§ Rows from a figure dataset
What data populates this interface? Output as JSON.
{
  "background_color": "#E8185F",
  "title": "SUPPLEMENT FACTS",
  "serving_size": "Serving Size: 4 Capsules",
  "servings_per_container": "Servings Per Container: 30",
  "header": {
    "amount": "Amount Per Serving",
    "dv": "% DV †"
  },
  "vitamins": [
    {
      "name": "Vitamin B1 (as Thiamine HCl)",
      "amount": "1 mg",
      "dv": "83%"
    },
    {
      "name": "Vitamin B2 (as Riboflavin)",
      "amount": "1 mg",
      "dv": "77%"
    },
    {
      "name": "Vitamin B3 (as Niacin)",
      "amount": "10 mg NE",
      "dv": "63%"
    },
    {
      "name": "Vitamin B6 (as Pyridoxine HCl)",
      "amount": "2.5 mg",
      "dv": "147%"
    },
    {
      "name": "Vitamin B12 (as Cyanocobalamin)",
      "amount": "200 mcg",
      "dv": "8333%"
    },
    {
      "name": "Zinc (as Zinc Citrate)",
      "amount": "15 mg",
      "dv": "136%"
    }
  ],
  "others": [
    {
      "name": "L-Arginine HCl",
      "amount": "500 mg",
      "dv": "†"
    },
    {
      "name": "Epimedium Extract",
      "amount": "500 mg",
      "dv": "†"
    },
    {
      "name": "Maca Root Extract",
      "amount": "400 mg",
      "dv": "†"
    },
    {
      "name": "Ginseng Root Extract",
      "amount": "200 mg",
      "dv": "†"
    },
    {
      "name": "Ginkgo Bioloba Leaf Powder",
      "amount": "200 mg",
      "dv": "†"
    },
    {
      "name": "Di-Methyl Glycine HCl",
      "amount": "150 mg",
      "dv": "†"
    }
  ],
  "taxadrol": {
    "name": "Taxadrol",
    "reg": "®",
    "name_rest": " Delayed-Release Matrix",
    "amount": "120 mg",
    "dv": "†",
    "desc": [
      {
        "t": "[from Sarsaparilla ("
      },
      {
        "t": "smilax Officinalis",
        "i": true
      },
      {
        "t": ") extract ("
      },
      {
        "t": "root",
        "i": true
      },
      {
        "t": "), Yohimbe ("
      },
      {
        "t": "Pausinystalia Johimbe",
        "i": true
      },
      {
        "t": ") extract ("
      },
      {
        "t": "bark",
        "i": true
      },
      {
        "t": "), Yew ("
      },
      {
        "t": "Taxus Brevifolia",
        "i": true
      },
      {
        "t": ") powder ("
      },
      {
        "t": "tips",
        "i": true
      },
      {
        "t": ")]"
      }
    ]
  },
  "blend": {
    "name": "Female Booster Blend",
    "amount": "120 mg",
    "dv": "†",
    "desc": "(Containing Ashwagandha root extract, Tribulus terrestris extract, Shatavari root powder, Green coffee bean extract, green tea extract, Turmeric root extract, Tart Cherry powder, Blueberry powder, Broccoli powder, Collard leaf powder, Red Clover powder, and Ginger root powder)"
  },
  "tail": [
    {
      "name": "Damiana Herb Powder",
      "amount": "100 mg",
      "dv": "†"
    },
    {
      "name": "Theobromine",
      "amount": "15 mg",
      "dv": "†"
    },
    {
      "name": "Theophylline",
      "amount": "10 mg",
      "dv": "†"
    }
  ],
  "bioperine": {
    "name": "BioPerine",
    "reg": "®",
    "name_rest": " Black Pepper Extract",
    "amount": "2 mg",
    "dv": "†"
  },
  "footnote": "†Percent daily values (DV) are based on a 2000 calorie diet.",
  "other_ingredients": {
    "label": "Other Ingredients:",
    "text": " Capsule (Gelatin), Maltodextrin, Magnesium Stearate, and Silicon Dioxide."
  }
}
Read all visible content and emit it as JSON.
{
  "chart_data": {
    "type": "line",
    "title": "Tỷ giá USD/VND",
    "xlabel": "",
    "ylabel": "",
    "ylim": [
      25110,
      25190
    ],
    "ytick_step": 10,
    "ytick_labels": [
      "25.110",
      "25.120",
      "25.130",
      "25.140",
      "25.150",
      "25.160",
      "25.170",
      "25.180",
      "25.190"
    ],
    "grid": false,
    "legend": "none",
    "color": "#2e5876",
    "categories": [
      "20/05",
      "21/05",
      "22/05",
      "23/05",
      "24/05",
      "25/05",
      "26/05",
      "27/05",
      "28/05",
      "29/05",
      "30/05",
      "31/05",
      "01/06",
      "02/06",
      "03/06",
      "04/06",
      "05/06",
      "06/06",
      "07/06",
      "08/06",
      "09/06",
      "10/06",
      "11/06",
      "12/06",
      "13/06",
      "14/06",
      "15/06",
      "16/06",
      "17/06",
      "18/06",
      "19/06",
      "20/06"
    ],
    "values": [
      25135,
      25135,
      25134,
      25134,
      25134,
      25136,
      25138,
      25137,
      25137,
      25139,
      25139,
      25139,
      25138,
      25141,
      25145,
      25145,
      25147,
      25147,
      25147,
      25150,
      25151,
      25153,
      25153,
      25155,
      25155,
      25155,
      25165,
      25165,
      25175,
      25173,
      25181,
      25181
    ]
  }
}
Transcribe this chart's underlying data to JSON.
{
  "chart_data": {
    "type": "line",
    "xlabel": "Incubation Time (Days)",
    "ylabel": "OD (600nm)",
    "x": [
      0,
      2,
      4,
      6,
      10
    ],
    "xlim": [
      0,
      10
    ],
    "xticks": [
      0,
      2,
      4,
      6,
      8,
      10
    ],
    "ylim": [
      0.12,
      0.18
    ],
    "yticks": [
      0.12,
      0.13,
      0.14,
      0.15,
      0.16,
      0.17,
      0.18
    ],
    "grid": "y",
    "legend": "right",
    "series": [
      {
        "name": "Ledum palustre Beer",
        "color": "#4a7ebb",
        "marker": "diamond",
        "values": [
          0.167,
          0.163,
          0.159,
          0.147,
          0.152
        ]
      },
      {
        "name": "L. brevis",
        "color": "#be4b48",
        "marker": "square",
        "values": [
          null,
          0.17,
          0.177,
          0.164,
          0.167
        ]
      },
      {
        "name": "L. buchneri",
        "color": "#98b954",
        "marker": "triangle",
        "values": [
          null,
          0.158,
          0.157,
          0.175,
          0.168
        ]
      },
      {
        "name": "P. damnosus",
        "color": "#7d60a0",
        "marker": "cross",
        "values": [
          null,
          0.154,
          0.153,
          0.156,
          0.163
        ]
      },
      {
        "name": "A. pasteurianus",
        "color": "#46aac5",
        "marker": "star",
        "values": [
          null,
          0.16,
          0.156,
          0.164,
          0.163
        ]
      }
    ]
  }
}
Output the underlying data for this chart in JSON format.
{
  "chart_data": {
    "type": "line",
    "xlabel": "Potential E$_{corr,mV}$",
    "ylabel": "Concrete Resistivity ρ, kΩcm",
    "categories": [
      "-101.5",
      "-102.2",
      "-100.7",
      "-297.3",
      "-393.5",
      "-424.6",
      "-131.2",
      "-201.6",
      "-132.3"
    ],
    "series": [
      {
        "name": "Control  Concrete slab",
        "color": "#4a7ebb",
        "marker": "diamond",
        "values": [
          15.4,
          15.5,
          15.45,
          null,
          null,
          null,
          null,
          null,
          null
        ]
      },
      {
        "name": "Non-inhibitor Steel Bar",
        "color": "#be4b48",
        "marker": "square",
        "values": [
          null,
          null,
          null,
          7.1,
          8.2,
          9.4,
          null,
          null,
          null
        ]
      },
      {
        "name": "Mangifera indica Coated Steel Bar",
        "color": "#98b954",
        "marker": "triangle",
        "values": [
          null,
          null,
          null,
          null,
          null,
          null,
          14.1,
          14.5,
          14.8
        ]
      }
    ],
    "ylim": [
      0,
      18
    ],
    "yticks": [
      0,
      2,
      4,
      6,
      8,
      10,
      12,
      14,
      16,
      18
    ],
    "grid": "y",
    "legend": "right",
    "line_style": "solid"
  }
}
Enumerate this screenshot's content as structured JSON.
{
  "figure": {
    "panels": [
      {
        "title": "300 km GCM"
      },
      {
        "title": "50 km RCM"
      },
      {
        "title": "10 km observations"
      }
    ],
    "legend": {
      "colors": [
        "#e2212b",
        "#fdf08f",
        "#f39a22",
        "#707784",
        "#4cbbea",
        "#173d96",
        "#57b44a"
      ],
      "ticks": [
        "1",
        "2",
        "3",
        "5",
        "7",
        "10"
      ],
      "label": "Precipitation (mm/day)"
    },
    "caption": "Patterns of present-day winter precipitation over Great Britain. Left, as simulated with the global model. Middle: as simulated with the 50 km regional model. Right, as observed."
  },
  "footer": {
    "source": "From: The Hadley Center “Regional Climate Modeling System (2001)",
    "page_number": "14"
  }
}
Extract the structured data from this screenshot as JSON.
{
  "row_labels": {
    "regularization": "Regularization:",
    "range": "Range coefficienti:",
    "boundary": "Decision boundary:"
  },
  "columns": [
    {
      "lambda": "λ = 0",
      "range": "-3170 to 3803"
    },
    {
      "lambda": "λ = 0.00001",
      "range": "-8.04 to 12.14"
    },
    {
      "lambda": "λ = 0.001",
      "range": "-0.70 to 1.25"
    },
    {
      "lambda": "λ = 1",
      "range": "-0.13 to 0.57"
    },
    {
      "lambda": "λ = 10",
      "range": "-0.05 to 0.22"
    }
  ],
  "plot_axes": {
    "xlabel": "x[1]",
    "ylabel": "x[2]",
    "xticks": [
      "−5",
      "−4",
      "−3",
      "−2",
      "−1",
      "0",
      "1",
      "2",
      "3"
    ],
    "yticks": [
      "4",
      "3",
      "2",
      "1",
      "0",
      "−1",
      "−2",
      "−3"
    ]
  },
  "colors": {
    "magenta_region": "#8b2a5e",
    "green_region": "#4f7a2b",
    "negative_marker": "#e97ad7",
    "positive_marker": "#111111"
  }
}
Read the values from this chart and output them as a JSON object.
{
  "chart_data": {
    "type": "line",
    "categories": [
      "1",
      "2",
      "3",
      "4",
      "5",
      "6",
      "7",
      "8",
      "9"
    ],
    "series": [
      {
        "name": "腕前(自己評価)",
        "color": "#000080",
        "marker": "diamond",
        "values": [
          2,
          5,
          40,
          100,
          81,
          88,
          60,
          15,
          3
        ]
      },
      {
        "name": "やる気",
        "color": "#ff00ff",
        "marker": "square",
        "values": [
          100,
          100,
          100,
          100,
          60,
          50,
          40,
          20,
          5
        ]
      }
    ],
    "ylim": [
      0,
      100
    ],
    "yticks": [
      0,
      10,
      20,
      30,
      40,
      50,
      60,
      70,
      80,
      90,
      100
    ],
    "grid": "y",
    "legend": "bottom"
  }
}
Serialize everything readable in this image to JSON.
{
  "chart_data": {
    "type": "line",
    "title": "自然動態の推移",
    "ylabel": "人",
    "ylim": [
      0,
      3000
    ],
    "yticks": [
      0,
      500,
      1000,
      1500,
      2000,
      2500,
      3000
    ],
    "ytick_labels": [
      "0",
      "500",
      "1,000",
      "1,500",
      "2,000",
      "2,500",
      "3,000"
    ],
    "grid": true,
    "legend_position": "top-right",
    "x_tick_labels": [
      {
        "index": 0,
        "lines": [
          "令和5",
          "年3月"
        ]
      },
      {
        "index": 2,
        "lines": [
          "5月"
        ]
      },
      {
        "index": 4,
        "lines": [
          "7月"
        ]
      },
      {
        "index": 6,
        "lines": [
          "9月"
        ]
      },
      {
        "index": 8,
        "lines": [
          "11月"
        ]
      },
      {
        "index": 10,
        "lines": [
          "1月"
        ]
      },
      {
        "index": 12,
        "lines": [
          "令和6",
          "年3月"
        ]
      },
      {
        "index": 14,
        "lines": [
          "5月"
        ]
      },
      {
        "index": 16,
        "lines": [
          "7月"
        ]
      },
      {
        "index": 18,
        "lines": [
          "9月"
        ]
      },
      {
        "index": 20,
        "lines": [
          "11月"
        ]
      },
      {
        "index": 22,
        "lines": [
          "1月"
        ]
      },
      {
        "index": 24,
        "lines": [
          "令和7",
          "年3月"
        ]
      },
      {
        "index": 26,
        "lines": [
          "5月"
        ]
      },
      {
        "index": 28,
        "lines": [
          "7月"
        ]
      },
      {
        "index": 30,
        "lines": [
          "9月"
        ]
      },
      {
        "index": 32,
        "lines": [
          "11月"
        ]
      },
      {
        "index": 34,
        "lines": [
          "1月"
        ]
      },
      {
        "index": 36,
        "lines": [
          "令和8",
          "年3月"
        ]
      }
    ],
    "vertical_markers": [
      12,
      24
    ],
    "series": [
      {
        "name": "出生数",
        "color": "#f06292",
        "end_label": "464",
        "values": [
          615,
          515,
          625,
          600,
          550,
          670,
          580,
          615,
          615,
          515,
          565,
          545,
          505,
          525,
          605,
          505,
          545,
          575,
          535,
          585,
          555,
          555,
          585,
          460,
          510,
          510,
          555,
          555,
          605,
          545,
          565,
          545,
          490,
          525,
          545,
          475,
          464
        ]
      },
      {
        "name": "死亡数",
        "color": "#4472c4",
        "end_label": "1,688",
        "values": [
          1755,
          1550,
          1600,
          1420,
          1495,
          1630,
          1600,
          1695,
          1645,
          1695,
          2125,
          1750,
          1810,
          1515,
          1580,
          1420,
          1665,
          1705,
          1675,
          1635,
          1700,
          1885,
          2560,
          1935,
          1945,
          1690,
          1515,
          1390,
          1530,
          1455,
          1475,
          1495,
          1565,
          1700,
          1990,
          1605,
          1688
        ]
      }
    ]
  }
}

§ EXERCISE DIRECTIONS
Sift the material for lines with the string "title". Copy each one found.

§ WRITTEN SOLUTION
  "title": "SUPPLEMENT FACTS",
    "title": "Tỷ giá USD/VND",
        "title": "300 km GCM"
        "title": "50 km RCM"
        "title": "10 km observations"
    "title": "自然動態の推移",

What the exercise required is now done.